● **Set exercise**: Looking at the listing, state how many of its lines contain the string "name". Write only the number.

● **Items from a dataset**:
--- BEGIN ---
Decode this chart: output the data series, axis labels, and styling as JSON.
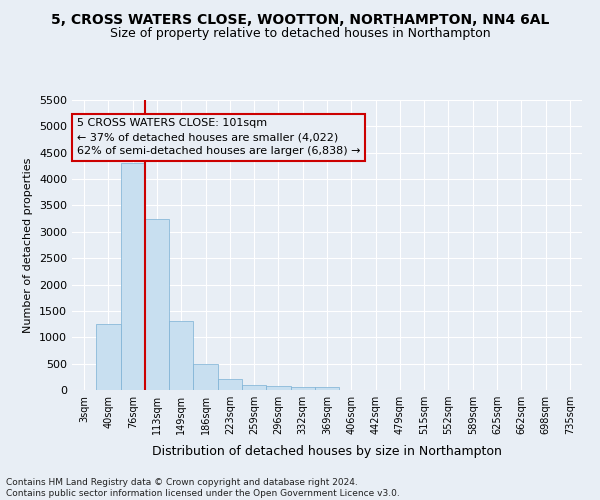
{
  "title1": "5, CROSS WATERS CLOSE, WOOTTON, NORTHAMPTON, NN4 6AL",
  "title2": "Size of property relative to detached houses in Northampton",
  "xlabel": "Distribution of detached houses by size in Northampton",
  "ylabel": "Number of detached properties",
  "footer": "Contains HM Land Registry data © Crown copyright and database right 2024.\nContains public sector information licensed under the Open Government Licence v3.0.",
  "annotation_title": "5 CROSS WATERS CLOSE: 101sqm",
  "annotation_line1": "← 37% of detached houses are smaller (4,022)",
  "annotation_line2": "62% of semi-detached houses are larger (6,838) →",
  "bar_labels": [
    "3sqm",
    "40sqm",
    "76sqm",
    "113sqm",
    "149sqm",
    "186sqm",
    "223sqm",
    "259sqm",
    "296sqm",
    "332sqm",
    "369sqm",
    "406sqm",
    "442sqm",
    "479sqm",
    "515sqm",
    "552sqm",
    "589sqm",
    "625sqm",
    "662sqm",
    "698sqm",
    "735sqm"
  ],
  "bar_values": [
    0,
    1250,
    4300,
    3250,
    1300,
    500,
    200,
    100,
    75,
    60,
    55,
    0,
    0,
    0,
    0,
    0,
    0,
    0,
    0,
    0,
    0
  ],
  "bar_color": "#c8dff0",
  "bar_edge_color": "#7ab0d4",
  "bar_width": 1.0,
  "vline_x": 2.5,
  "vline_color": "#cc0000",
  "ylim": [
    0,
    5500
  ],
  "yticks": [
    0,
    500,
    1000,
    1500,
    2000,
    2500,
    3000,
    3500,
    4000,
    4500,
    5000,
    5500
  ],
  "background_color": "#e8eef5",
  "grid_color": "#ffffff",
  "title1_fontsize": 10,
  "title2_fontsize": 9,
  "xlabel_fontsize": 9,
  "ylabel_fontsize": 8,
  "annotation_fontsize": 8,
  "footer_fontsize": 6.5
}
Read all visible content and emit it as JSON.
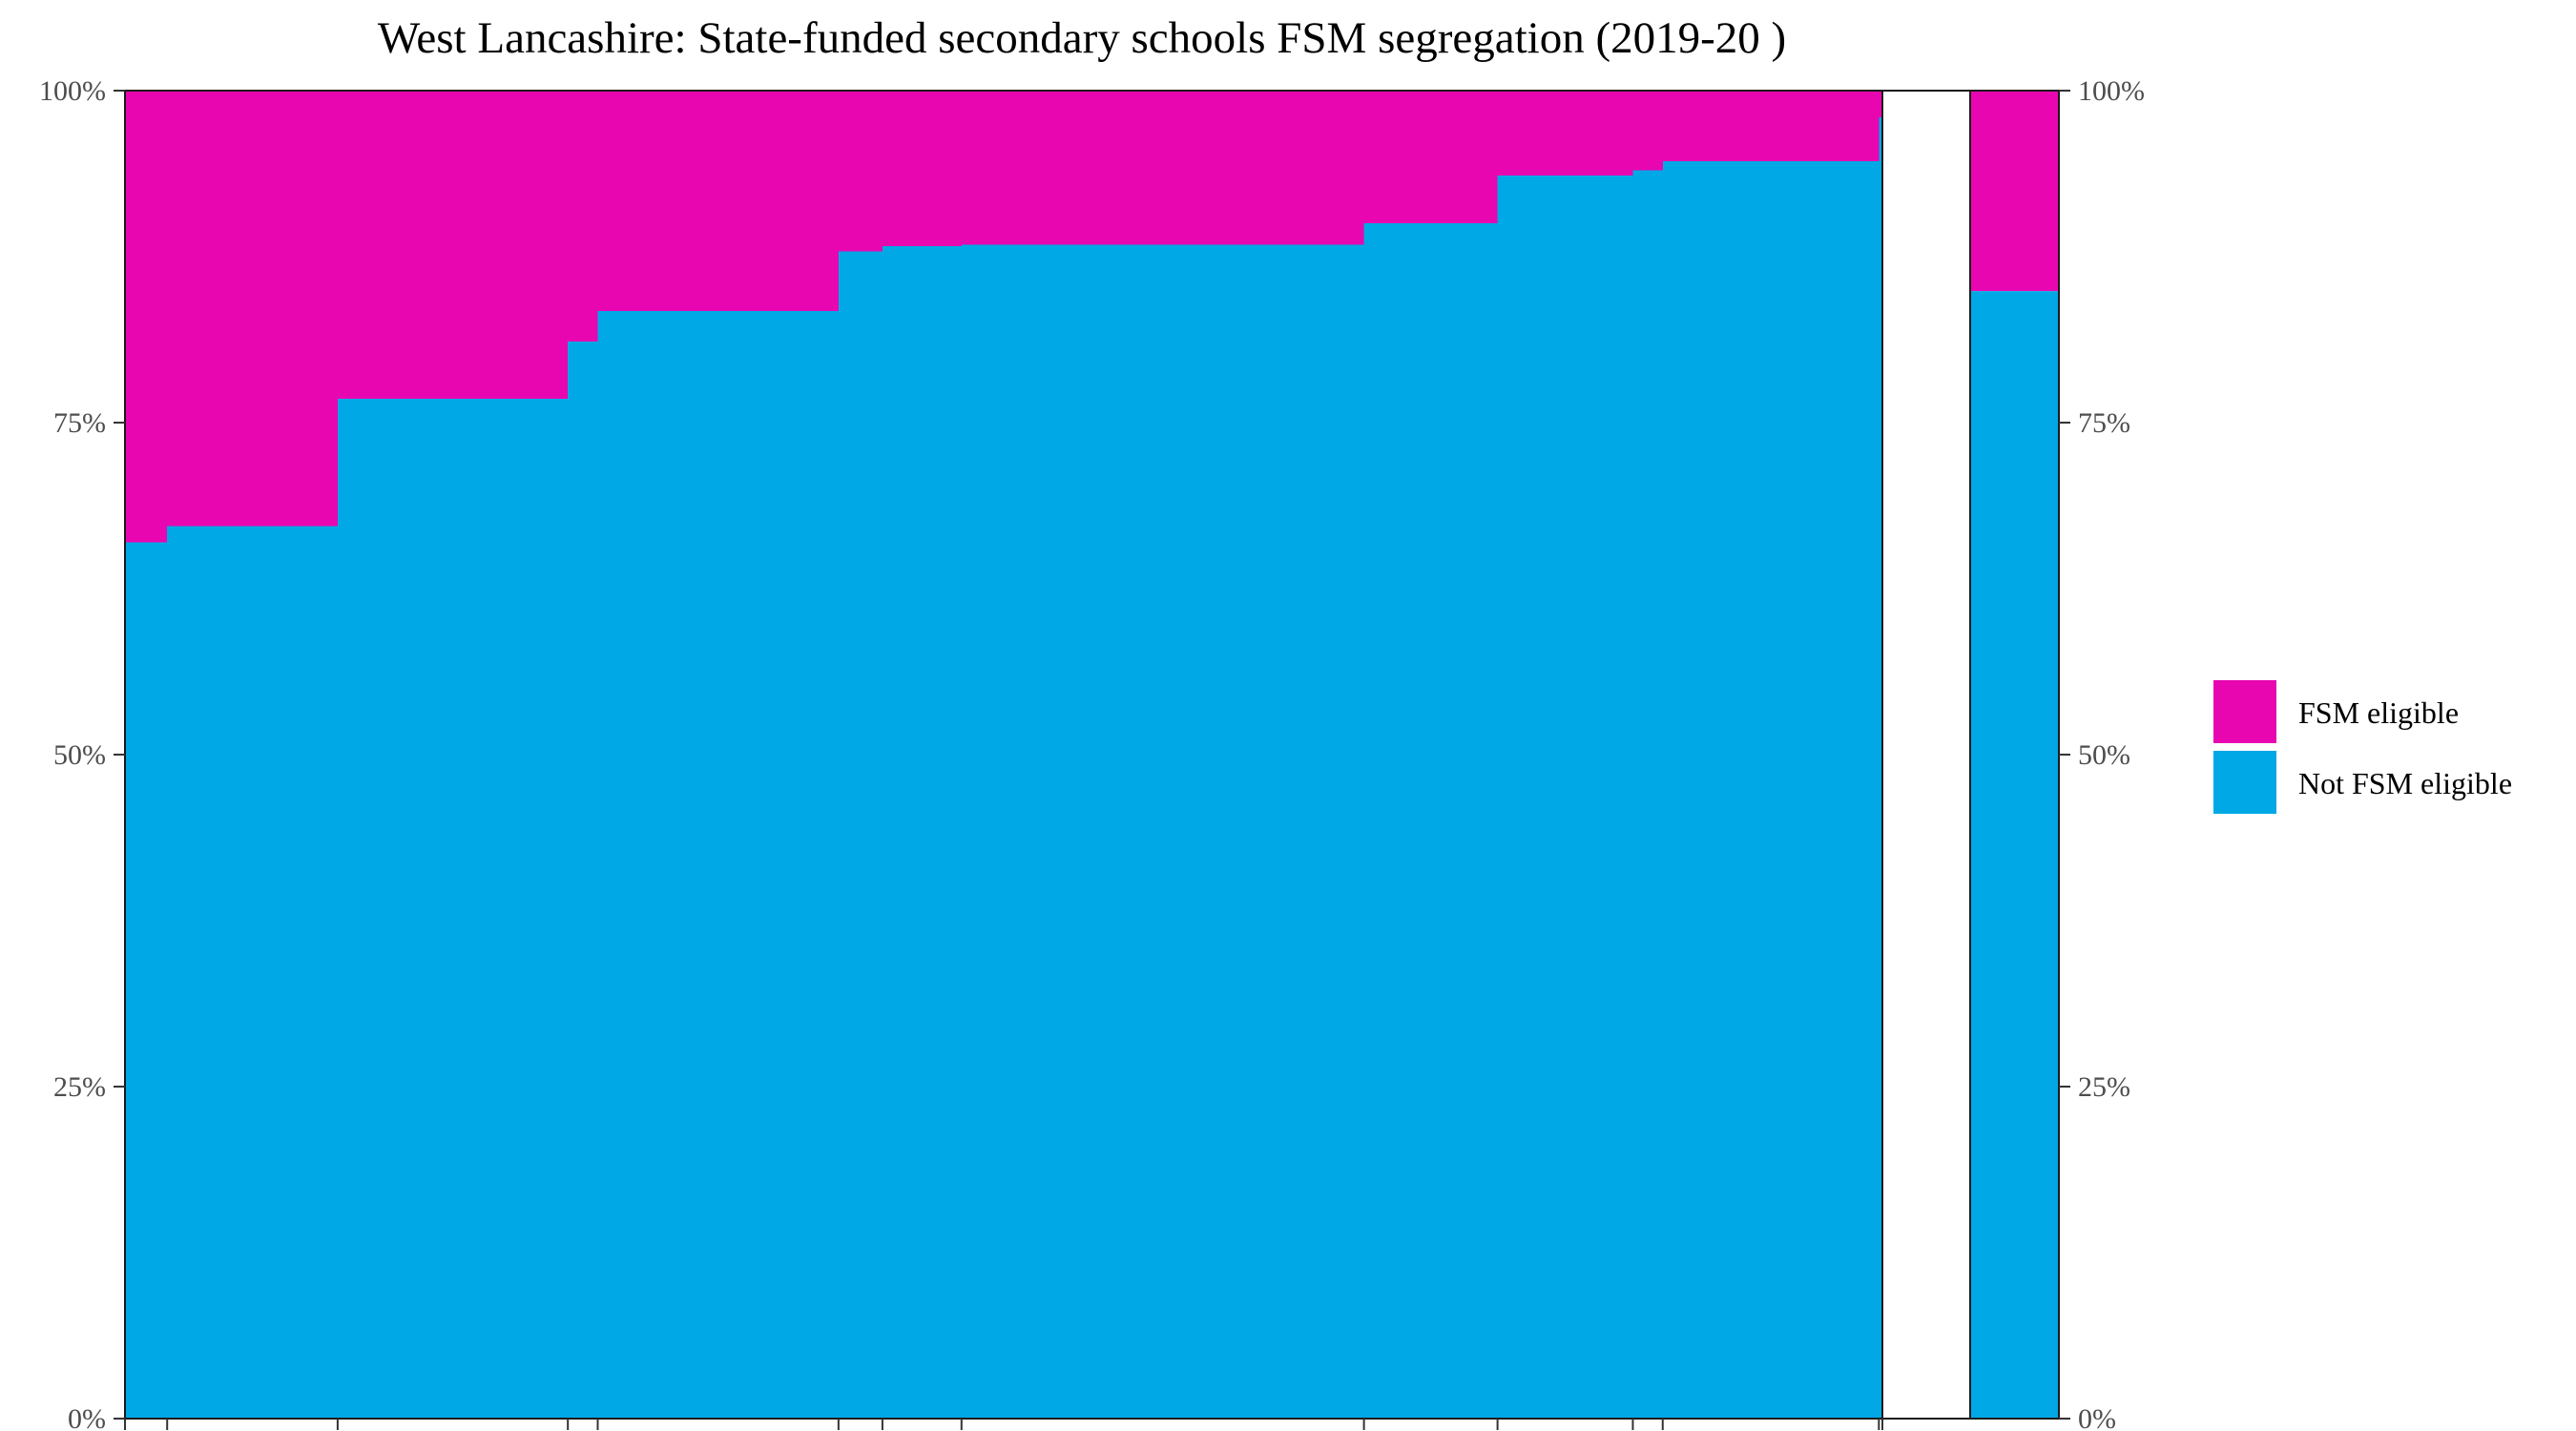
{
  "chart_data": {
    "type": "bar",
    "subtype": "stacked-proportional-variable-width",
    "title": "West Lancashire: State-funded secondary schools FSM segregation (2019-20 )",
    "xlabel": "",
    "ylabel": "",
    "ylim": [
      0,
      100
    ],
    "y_ticks": [
      "0%",
      "25%",
      "50%",
      "75%",
      "100%"
    ],
    "y_tick_values": [
      0,
      25,
      50,
      75,
      100
    ],
    "y_axis_both_sides": true,
    "grid": false,
    "legend_position": "right",
    "colors": {
      "FSM eligible": "#e806b1",
      "Not FSM eligible": "#00a8e6"
    },
    "series": [
      {
        "name": "FSM eligible"
      },
      {
        "name": "Not FSM eligible"
      }
    ],
    "schools": [
      {
        "x_start": 0.0,
        "x_end": 2.4,
        "not_fsm_pct": 66.0
      },
      {
        "x_start": 2.4,
        "x_end": 12.1,
        "not_fsm_pct": 67.2
      },
      {
        "x_start": 12.1,
        "x_end": 25.2,
        "not_fsm_pct": 76.8
      },
      {
        "x_start": 25.2,
        "x_end": 26.9,
        "not_fsm_pct": 81.1
      },
      {
        "x_start": 26.9,
        "x_end": 40.6,
        "not_fsm_pct": 83.4
      },
      {
        "x_start": 40.6,
        "x_end": 43.1,
        "not_fsm_pct": 87.9
      },
      {
        "x_start": 43.1,
        "x_end": 47.6,
        "not_fsm_pct": 88.3
      },
      {
        "x_start": 47.6,
        "x_end": 70.5,
        "not_fsm_pct": 88.4
      },
      {
        "x_start": 70.5,
        "x_end": 78.1,
        "not_fsm_pct": 90.0
      },
      {
        "x_start": 78.1,
        "x_end": 85.8,
        "not_fsm_pct": 93.6
      },
      {
        "x_start": 85.8,
        "x_end": 87.5,
        "not_fsm_pct": 94.0
      },
      {
        "x_start": 87.5,
        "x_end": 99.8,
        "not_fsm_pct": 94.7
      },
      {
        "x_start": 99.8,
        "x_end": 100.0,
        "not_fsm_pct": 98.0
      }
    ],
    "overall": {
      "not_fsm_pct": 84.9
    }
  }
}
--- END ---
● **Problem solution**: 2